Request :: Output each entry exactly; skip nothing.

Data items:
========

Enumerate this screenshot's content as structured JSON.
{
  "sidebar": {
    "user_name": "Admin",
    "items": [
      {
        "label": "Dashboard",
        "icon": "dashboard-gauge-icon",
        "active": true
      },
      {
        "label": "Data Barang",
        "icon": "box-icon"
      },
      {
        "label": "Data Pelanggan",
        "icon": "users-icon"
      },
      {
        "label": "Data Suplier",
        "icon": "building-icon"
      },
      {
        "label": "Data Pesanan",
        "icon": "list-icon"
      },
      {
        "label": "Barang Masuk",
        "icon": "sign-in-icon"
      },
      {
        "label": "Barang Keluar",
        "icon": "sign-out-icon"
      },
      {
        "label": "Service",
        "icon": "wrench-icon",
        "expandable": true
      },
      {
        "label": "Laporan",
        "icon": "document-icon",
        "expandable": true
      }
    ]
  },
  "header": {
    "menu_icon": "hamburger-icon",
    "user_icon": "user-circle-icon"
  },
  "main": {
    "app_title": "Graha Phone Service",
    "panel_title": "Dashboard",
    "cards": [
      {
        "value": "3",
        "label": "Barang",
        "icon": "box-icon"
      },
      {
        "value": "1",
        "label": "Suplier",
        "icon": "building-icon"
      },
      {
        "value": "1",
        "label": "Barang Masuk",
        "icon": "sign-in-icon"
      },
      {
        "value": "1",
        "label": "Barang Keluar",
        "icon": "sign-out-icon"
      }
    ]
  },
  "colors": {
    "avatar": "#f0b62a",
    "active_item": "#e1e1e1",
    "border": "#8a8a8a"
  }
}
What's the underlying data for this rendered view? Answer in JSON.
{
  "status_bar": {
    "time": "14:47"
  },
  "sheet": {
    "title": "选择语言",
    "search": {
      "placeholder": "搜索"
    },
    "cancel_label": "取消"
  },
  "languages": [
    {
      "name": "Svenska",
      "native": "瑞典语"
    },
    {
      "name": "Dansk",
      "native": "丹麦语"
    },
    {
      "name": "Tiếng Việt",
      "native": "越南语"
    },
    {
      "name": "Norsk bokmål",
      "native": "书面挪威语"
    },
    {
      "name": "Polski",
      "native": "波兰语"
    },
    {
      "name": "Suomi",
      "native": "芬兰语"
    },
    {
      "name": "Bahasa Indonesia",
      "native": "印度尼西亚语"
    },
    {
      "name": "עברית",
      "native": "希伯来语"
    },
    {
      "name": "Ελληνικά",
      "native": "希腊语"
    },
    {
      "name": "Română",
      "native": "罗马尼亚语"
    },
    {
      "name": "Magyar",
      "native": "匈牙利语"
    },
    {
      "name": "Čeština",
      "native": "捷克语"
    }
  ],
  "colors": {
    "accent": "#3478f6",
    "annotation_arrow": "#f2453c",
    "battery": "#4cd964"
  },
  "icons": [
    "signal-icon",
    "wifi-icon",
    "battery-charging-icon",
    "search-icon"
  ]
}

========

Solution to the problem ::
Enumerate this screenshot's content as structured JSON.
{
  "sidebar": {
    "user_name": "Admin",
    "items": [
      {
        "label": "Dashboard",
        "icon": "dashboard-gauge-icon",
        "active": true
      },
      {
        "label": "Data Barang",
        "icon": "box-icon"
      },
      {
        "label": "Data Pelanggan",
        "icon": "users-icon"
      },
      {
        "label": "Data Suplier",
        "icon": "building-icon"
      },
      {
        "label": "Data Pesanan",
        "icon": "list-icon"
      },
      {
        "label": "Barang Masuk",
        "icon": "sign-in-icon"
      },
      {
        "label": "Barang Keluar",
        "icon": "sign-out-icon"
      },
      {
        "label": "Service",
        "icon": "wrench-icon",
        "expandable": true
      },
      {
        "label": "Laporan",
        "icon": "document-icon",
        "expandable": true
      }
    ]
  },
  "header": {
    "menu_icon": "hamburger-icon",
    "user_icon": "user-circle-icon"
  },
  "main": {
    "app_title": "Graha Phone Service",
    "panel_title": "Dashboard",
    "cards": [
      {
        "value": "3",
        "label": "Barang",
        "icon": "box-icon"
      },
      {
        "value": "1",
        "label": "Suplier",
        "icon": "building-icon"
      },
      {
        "value": "1",
        "label": "Barang Masuk",
        "icon": "sign-in-icon"
      },
      {
        "value": "1",
        "label": "Barang Keluar",
        "icon": "sign-out-icon"
      }
    ]
  },
  "colors": {
    "avatar": "#f0b62a",
    "active_item": "#e1e1e1",
    "border": "#8a8a8a"
  }
}
What's the underlying data for this rendered view? Answer in JSON.
{
  "status_bar": {
    "time": "14:47"
  },
  "sheet": {
    "title": "选择语言",
    "search": {
      "placeholder": "搜索"
    },
    "cancel_label": "取消"
  },
  "languages": [
    {
      "name": "Svenska",
      "native": "瑞典语"
    },
    {
      "name": "Dansk",
      "native": "丹麦语"
    },
    {
      "name": "Tiếng Việt",
      "native": "越南语"
    },
    {
      "name": "Norsk bokmål",
      "native": "书面挪威语"
    },
    {
      "name": "Polski",
      "native": "波兰语"
    },
    {
      "name": "Suomi",
      "native": "芬兰语"
    },
    {
      "name": "Bahasa Indonesia",
      "native": "印度尼西亚语"
    },
    {
      "name": "עברית",
      "native": "希伯来语"
    },
    {
      "name": "Ελληνικά",
      "native": "希腊语"
    },
    {
      "name": "Română",
      "native": "罗马尼亚语"
    },
    {
      "name": "Magyar",
      "native": "匈牙利语"
    },
    {
      "name": "Čeština",
      "native": "捷克语"
    }
  ],
  "colors": {
    "accent": "#3478f6",
    "annotation_arrow": "#f2453c",
    "battery": "#4cd964"
  },
  "icons": [
    "signal-icon",
    "wifi-icon",
    "battery-charging-icon",
    "search-icon"
  ]
}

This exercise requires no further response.